▶ _Task instructions_
List all the lines in these records that hold "Explain".

▶ _Supplied data_
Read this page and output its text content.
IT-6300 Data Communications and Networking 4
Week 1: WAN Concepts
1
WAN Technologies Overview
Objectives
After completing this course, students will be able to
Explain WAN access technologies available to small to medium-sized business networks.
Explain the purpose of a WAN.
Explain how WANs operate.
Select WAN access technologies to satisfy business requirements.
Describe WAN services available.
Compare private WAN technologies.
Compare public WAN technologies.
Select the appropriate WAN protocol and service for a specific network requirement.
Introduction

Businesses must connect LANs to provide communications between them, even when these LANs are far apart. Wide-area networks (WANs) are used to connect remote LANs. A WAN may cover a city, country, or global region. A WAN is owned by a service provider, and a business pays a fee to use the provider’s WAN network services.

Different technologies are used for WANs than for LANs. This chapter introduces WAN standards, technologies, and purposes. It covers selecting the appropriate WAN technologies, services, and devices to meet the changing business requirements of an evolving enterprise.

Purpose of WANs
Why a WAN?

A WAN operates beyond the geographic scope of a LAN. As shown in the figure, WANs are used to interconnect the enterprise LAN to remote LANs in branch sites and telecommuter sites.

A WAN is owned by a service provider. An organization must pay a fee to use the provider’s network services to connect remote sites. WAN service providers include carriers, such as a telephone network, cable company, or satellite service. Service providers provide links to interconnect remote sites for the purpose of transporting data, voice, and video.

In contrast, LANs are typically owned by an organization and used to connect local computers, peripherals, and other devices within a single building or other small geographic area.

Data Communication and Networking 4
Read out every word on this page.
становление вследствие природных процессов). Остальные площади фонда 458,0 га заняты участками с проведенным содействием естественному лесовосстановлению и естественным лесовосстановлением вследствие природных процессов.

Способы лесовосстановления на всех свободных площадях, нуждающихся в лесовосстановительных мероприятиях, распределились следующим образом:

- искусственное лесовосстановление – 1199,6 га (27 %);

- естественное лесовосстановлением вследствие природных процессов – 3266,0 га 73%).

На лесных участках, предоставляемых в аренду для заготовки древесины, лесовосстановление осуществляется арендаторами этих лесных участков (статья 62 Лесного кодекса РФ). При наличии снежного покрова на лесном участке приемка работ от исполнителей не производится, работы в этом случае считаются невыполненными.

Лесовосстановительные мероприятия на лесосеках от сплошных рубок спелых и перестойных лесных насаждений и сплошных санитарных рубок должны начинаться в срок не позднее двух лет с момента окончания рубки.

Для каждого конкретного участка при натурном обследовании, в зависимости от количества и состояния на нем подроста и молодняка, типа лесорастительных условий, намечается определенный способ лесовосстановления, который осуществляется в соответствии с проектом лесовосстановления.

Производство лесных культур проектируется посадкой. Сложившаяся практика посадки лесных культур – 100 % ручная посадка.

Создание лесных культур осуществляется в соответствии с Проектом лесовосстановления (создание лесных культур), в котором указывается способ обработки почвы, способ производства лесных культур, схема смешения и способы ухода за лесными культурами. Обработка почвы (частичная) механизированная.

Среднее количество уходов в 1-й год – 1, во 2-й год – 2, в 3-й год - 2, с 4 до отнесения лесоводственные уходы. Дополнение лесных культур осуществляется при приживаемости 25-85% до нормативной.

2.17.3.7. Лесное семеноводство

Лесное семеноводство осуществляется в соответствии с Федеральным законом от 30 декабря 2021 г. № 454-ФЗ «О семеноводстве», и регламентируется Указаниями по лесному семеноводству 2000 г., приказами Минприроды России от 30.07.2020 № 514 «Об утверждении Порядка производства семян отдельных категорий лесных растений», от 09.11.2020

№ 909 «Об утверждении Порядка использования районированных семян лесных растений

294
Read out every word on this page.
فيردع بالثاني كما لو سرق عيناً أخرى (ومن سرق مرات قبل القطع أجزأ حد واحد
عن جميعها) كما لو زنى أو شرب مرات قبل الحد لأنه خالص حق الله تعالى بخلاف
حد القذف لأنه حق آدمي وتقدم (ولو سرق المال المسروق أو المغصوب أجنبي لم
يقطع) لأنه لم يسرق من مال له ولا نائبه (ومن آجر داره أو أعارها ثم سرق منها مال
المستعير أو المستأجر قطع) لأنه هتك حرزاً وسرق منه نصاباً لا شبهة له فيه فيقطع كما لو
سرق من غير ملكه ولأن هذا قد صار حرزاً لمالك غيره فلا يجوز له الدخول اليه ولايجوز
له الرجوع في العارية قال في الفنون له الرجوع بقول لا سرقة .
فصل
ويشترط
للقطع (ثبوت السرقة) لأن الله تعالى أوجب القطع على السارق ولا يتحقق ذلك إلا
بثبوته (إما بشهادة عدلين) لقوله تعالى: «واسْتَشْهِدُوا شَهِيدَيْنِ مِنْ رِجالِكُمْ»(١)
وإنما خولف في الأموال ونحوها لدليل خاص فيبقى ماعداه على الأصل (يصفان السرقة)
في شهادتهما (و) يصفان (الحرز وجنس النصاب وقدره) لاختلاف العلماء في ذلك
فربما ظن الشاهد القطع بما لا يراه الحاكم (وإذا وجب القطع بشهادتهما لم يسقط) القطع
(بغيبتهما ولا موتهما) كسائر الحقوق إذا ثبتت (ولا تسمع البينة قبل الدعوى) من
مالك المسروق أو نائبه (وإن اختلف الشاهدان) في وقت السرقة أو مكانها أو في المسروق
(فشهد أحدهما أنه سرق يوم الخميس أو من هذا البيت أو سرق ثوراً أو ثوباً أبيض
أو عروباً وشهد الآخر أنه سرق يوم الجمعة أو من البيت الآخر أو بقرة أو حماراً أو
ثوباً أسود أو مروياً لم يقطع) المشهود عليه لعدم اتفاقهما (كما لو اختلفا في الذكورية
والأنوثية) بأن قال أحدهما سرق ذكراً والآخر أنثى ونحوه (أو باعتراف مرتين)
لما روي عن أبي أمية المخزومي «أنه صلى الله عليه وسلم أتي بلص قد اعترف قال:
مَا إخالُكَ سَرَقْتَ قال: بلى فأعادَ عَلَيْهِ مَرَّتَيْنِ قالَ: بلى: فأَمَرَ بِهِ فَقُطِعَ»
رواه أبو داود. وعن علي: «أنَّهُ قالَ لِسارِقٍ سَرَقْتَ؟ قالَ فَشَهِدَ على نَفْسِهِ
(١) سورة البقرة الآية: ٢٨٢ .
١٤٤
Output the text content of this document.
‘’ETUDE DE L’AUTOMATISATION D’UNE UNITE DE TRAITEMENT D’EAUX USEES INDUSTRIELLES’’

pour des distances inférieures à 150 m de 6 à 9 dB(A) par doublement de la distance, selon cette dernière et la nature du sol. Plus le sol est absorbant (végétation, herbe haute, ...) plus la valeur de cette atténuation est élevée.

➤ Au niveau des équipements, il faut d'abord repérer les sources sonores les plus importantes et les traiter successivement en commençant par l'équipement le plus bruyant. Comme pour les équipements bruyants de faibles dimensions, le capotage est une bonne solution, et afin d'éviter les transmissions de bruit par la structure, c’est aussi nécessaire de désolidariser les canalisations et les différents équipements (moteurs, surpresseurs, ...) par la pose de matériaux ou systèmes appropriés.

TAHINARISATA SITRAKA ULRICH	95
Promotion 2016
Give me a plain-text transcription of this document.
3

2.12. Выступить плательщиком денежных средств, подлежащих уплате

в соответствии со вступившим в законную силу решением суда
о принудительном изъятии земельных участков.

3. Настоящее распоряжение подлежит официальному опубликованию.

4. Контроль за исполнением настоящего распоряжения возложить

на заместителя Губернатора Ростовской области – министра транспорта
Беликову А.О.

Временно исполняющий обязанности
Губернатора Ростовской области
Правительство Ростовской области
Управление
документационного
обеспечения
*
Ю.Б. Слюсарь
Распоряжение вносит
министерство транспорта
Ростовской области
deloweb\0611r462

▶ _Task answer_
Explain WAN access technologies available to small to medium-sized business networks.
Explain the purpose of a WAN.
Explain how WANs operate.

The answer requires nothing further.